- THE TASK -
Locate each line of the material that contains "icon", then return it.

··· DATA ROWS ···

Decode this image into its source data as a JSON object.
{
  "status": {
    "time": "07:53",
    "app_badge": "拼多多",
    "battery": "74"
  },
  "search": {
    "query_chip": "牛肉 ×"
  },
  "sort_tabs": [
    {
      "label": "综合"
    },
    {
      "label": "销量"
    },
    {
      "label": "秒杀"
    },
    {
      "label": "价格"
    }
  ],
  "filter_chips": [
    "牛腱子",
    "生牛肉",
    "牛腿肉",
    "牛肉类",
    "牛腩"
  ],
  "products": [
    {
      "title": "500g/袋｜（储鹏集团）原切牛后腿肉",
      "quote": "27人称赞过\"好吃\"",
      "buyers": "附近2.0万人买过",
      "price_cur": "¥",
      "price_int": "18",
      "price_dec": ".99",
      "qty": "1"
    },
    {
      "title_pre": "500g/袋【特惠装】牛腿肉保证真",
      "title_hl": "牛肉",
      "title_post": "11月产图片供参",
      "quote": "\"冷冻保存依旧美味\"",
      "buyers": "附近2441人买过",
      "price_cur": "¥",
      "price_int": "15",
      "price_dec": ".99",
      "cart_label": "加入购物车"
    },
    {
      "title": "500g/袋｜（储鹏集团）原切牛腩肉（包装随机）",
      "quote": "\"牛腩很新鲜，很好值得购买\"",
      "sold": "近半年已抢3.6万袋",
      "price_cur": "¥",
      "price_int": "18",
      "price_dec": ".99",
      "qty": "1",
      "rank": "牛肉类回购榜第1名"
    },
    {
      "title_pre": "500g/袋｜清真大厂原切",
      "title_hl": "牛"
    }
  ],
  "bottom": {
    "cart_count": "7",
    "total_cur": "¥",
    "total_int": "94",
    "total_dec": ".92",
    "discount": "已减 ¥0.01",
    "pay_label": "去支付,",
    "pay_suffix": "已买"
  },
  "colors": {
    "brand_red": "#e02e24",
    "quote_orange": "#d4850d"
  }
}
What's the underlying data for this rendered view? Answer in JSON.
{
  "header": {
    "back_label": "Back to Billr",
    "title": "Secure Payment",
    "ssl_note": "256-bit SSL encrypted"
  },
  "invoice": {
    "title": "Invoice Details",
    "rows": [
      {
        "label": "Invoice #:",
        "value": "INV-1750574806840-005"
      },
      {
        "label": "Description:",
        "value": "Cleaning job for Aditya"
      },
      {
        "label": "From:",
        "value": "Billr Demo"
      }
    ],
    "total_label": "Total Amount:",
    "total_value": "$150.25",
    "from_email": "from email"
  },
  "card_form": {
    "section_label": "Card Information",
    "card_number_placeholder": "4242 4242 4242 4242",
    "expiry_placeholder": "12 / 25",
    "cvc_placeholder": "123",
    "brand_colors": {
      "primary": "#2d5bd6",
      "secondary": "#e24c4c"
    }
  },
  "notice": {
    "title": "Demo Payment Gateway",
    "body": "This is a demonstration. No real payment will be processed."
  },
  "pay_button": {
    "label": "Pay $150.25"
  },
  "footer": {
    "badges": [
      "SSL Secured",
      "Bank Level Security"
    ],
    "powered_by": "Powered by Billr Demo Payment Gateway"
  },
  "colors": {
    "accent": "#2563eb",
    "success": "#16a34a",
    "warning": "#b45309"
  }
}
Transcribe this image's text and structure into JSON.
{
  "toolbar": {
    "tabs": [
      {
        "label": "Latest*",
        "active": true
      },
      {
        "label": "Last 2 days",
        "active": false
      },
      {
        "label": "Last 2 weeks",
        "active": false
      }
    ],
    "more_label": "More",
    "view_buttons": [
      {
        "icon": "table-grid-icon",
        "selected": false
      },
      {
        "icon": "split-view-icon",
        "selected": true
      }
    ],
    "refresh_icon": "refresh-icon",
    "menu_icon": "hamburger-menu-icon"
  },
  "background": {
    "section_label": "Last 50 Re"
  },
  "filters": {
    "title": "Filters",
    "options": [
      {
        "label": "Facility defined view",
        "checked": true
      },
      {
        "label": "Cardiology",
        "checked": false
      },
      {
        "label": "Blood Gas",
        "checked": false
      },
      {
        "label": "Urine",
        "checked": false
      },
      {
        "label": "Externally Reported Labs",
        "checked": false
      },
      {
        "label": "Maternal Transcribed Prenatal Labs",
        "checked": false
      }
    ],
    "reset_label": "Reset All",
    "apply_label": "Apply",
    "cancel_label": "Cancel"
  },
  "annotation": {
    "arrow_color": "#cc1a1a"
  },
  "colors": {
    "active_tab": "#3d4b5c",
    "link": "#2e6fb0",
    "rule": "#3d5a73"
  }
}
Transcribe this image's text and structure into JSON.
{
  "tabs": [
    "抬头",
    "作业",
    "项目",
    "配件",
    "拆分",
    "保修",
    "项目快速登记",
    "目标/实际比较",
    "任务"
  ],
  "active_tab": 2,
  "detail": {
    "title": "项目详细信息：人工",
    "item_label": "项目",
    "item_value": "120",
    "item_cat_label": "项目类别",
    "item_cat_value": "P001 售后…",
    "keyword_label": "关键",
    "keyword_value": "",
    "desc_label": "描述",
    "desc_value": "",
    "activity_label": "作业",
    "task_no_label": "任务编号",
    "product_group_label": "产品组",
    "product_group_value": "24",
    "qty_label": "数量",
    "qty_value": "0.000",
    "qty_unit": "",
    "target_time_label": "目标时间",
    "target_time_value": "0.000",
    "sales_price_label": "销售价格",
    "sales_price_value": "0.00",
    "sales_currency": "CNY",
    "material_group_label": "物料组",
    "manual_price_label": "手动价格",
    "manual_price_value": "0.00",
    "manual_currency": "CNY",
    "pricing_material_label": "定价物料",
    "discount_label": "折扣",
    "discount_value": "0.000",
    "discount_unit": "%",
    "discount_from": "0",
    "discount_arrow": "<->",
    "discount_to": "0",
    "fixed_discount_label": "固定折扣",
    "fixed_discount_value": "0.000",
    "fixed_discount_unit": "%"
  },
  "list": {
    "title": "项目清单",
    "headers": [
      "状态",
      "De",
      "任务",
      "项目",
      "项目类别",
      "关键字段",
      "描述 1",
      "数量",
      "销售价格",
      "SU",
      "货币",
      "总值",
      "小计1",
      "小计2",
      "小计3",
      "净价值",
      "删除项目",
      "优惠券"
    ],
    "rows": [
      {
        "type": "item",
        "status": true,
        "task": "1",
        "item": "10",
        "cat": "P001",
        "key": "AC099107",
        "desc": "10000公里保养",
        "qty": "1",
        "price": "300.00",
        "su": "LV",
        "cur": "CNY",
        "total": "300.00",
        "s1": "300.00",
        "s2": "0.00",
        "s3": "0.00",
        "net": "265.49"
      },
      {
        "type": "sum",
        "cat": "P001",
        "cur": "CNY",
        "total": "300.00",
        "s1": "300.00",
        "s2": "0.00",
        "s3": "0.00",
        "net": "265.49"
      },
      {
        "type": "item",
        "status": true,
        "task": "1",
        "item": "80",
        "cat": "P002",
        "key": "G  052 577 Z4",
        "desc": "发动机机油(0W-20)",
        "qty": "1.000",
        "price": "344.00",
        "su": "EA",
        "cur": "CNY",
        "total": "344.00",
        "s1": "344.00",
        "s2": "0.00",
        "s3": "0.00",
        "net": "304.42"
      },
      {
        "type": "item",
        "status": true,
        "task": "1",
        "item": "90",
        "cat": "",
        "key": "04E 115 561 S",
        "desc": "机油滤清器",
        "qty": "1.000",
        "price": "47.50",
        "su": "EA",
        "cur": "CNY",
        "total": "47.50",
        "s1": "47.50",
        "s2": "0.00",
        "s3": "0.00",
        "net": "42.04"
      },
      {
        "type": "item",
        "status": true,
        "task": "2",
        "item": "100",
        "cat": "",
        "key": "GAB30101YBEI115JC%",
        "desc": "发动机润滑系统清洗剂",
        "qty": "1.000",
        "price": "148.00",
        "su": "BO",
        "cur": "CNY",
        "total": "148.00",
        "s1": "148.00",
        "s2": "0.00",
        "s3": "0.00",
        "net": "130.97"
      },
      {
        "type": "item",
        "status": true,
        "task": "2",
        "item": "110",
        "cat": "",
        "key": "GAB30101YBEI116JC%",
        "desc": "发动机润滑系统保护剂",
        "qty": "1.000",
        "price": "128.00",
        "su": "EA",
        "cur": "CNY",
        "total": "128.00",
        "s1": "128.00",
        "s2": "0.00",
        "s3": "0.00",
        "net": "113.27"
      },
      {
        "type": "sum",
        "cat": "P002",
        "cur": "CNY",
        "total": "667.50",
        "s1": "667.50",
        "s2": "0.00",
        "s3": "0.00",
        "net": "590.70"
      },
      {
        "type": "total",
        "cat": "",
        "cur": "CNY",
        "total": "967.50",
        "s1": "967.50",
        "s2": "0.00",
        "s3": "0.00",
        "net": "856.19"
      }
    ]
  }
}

···

- THE REPLY -
        "icon": "table-grid-icon",
        "icon": "split-view-icon",
    "refresh_icon": "refresh-icon",
    "menu_icon": "hamburger-menu-icon"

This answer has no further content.